[Direction] Reproduce all of the material exactly as shown.

Extracted records:
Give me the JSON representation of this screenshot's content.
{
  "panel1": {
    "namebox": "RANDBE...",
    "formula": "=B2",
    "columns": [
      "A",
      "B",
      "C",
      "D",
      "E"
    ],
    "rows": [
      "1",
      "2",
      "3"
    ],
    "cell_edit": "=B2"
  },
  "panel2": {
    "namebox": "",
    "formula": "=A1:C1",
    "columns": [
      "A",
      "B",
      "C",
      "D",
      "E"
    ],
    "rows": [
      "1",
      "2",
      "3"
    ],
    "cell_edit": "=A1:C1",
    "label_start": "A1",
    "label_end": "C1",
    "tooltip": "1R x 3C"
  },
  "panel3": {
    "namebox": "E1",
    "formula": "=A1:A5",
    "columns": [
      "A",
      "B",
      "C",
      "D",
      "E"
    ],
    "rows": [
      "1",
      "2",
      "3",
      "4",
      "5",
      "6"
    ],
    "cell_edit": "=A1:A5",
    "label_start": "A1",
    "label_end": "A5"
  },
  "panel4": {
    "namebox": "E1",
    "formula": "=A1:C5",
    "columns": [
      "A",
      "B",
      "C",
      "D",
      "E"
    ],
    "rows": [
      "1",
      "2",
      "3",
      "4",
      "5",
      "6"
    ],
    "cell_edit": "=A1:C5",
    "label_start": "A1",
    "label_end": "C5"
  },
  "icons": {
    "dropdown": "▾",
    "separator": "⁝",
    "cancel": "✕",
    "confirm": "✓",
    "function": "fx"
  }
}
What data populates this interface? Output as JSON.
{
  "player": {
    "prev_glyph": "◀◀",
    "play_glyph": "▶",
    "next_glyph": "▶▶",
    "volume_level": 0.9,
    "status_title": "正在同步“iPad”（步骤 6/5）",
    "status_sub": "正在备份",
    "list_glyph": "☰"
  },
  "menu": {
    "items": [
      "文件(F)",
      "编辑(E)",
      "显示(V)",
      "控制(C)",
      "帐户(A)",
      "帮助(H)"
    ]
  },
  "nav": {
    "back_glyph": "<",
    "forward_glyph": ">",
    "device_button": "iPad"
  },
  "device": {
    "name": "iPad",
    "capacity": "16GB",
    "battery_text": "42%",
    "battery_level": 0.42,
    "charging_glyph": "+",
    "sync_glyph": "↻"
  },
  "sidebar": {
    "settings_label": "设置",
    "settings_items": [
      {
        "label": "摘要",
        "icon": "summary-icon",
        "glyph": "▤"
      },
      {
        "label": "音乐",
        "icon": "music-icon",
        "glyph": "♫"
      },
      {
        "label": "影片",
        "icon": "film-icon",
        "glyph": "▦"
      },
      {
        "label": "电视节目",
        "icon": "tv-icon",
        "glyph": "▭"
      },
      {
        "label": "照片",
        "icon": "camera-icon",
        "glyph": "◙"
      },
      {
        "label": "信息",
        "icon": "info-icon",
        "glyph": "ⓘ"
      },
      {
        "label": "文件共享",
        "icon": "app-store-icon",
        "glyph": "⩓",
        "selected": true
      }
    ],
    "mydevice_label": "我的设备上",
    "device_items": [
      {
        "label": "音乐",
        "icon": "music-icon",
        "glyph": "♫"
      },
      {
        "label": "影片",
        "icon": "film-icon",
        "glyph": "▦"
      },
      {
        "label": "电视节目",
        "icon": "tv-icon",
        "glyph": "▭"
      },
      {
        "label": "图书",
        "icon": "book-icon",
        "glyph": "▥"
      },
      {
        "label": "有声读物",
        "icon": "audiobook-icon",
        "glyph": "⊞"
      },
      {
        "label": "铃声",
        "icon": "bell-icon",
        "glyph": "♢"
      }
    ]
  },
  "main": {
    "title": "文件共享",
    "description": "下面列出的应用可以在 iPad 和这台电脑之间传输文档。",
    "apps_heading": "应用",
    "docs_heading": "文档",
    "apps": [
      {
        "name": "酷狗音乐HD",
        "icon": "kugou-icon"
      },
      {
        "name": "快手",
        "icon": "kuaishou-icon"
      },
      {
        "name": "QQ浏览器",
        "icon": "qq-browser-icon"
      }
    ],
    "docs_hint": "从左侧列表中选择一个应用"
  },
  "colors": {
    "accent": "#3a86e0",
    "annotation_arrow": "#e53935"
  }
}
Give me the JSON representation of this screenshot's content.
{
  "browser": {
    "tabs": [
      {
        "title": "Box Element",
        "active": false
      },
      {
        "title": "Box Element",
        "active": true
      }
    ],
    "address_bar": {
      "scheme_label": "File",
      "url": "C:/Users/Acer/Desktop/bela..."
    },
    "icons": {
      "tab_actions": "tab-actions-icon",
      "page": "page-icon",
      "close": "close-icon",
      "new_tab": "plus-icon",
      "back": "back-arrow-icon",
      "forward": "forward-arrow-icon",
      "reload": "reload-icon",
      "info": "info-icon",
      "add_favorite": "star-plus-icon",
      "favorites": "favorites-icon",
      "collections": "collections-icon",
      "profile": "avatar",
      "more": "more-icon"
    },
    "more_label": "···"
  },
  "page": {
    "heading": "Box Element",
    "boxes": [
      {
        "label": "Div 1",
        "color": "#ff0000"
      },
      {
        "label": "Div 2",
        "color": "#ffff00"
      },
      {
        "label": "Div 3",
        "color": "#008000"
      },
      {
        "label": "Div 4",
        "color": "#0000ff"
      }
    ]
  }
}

[Result for this exercise]
Give me the JSON representation of this screenshot's content.
{
  "panel1": {
    "namebox": "RANDBE...",
    "formula": "=B2",
    "columns": [
      "A",
      "B",
      "C",
      "D",
      "E"
    ],
    "rows": [
      "1",
      "2",
      "3"
    ],
    "cell_edit": "=B2"
  },
  "panel2": {
    "namebox": "",
    "formula": "=A1:C1",
    "columns": [
      "A",
      "B",
      "C",
      "D",
      "E"
    ],
    "rows": [
      "1",
      "2",
      "3"
    ],
    "cell_edit": "=A1:C1",
    "label_start": "A1",
    "label_end": "C1",
    "tooltip": "1R x 3C"
  },
  "panel3": {
    "namebox": "E1",
    "formula": "=A1:A5",
    "columns": [
      "A",
      "B",
      "C",
      "D",
      "E"
    ],
    "rows": [
      "1",
      "2",
      "3",
      "4",
      "5",
      "6"
    ],
    "cell_edit": "=A1:A5",
    "label_start": "A1",
    "label_end": "A5"
  },
  "panel4": {
    "namebox": "E1",
    "formula": "=A1:C5",
    "columns": [
      "A",
      "B",
      "C",
      "D",
      "E"
    ],
    "rows": [
      "1",
      "2",
      "3",
      "4",
      "5",
      "6"
    ],
    "cell_edit": "=A1:C5",
    "label_start": "A1",
    "label_end": "C5"
  },
  "icons": {
    "dropdown": "▾",
    "separator": "⁝",
    "cancel": "✕",
    "confirm": "✓",
    "function": "fx"
  }
}
What data populates this interface? Output as JSON.
{
  "player": {
    "prev_glyph": "◀◀",
    "play_glyph": "▶",
    "next_glyph": "▶▶",
    "volume_level": 0.9,
    "status_title": "正在同步“iPad”（步骤 6/5）",
    "status_sub": "正在备份",
    "list_glyph": "☰"
  },
  "menu": {
    "items": [
      "文件(F)",
      "编辑(E)",
      "显示(V)",
      "控制(C)",
      "帐户(A)",
      "帮助(H)"
    ]
  },
  "nav": {
    "back_glyph": "<",
    "forward_glyph": ">",
    "device_button": "iPad"
  },
  "device": {
    "name": "iPad",
    "capacity": "16GB",
    "battery_text": "42%",
    "battery_level": 0.42,
    "charging_glyph": "+",
    "sync_glyph": "↻"
  },
  "sidebar": {
    "settings_label": "设置",
    "settings_items": [
      {
        "label": "摘要",
        "icon": "summary-icon",
        "glyph": "▤"
      },
      {
        "label": "音乐",
        "icon": "music-icon",
        "glyph": "♫"
      },
      {
        "label": "影片",
        "icon": "film-icon",
        "glyph": "▦"
      },
      {
        "label": "电视节目",
        "icon": "tv-icon",
        "glyph": "▭"
      },
      {
        "label": "照片",
        "icon": "camera-icon",
        "glyph": "◙"
      },
      {
        "label": "信息",
        "icon": "info-icon",
        "glyph": "ⓘ"
      },
      {
        "label": "文件共享",
        "icon": "app-store-icon",
        "glyph": "⩓",
        "selected": true
      }
    ],
    "mydevice_label": "我的设备上",
    "device_items": [
      {
        "label": "音乐",
        "icon": "music-icon",
        "glyph": "♫"
      },
      {
        "label": "影片",
        "icon": "film-icon",
        "glyph": "▦"
      },
      {
        "label": "电视节目",
        "icon": "tv-icon",
        "glyph": "▭"
      },
      {
        "label": "图书",
        "icon": "book-icon",
        "glyph": "▥"
      },
      {
        "label": "有声读物",
        "icon": "audiobook-icon",
        "glyph": "⊞"
      },
      {
        "label": "铃声",
        "icon": "bell-icon",
        "glyph": "♢"
      }
    ]
  },
  "main": {
    "title": "文件共享",
    "description": "下面列出的应用可以在 iPad 和这台电脑之间传输文档。",
    "apps_heading": "应用",
    "docs_heading": "文档",
    "apps": [
      {
        "name": "酷狗音乐HD",
        "icon": "kugou-icon"
      },
      {
        "name": "快手",
        "icon": "kuaishou-icon"
      },
      {
        "name": "QQ浏览器",
        "icon": "qq-browser-icon"
      }
    ],
    "docs_hint": "从左侧列表中选择一个应用"
  },
  "colors": {
    "accent": "#3a86e0",
    "annotation_arrow": "#e53935"
  }
}
Give me the JSON representation of this screenshot's content.
{
  "browser": {
    "tabs": [
      {
        "title": "Box Element",
        "active": false
      },
      {
        "title": "Box Element",
        "active": true
      }
    ],
    "address_bar": {
      "scheme_label": "File",
      "url": "C:/Users/Acer/Desktop/bela..."
    },
    "icons": {
      "tab_actions": "tab-actions-icon",
      "page": "page-icon",
      "close": "close-icon",
      "new_tab": "plus-icon",
      "back": "back-arrow-icon",
      "forward": "forward-arrow-icon",
      "reload": "reload-icon",
      "info": "info-icon",
      "add_favorite": "star-plus-icon",
      "favorites": "favorites-icon",
      "collections": "collections-icon",
      "profile": "avatar",
      "more": "more-icon"
    },
    "more_label": "···"
  },
  "page": {
    "heading": "Box Element",
    "boxes": [
      {
        "label": "Div 1",
        "color": "#ff0000"
      },
      {
        "label": "Div 2",
        "color": "#ffff00"
      },
      {
        "label": "Div 3",
        "color": "#008000"
      },
      {
        "label": "Div 4",
        "color": "#0000ff"
      }
    ]
  }
}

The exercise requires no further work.